Job =>
Report the count of lines holding "太平洋证券机械行业分析师" in the records, with no other words.

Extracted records
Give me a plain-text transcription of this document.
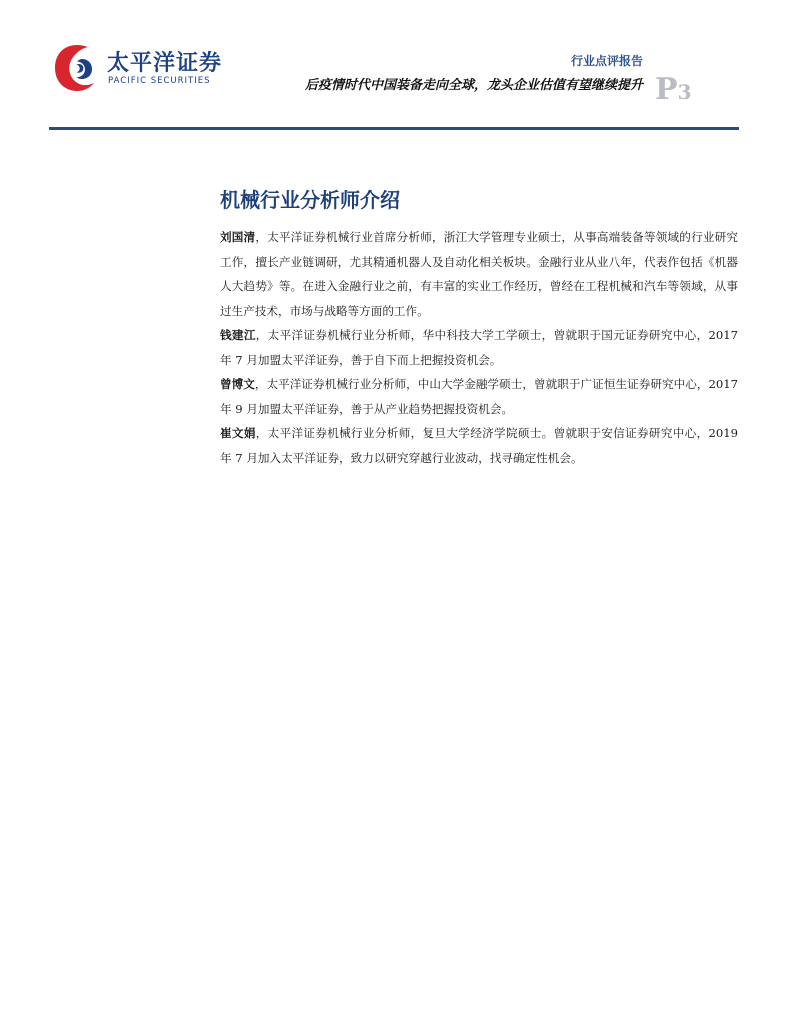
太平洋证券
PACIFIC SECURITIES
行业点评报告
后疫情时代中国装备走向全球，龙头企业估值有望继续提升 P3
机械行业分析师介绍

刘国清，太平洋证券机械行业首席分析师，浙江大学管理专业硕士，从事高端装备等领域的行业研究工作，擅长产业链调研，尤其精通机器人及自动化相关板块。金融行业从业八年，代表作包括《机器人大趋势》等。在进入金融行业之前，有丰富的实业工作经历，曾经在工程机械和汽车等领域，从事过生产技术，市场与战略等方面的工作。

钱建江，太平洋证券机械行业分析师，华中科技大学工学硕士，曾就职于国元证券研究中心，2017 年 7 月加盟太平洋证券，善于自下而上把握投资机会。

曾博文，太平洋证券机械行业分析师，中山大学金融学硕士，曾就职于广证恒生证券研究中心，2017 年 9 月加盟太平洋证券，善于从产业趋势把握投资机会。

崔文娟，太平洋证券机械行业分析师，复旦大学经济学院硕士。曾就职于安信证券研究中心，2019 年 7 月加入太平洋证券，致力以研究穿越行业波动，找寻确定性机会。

Task answer =>
3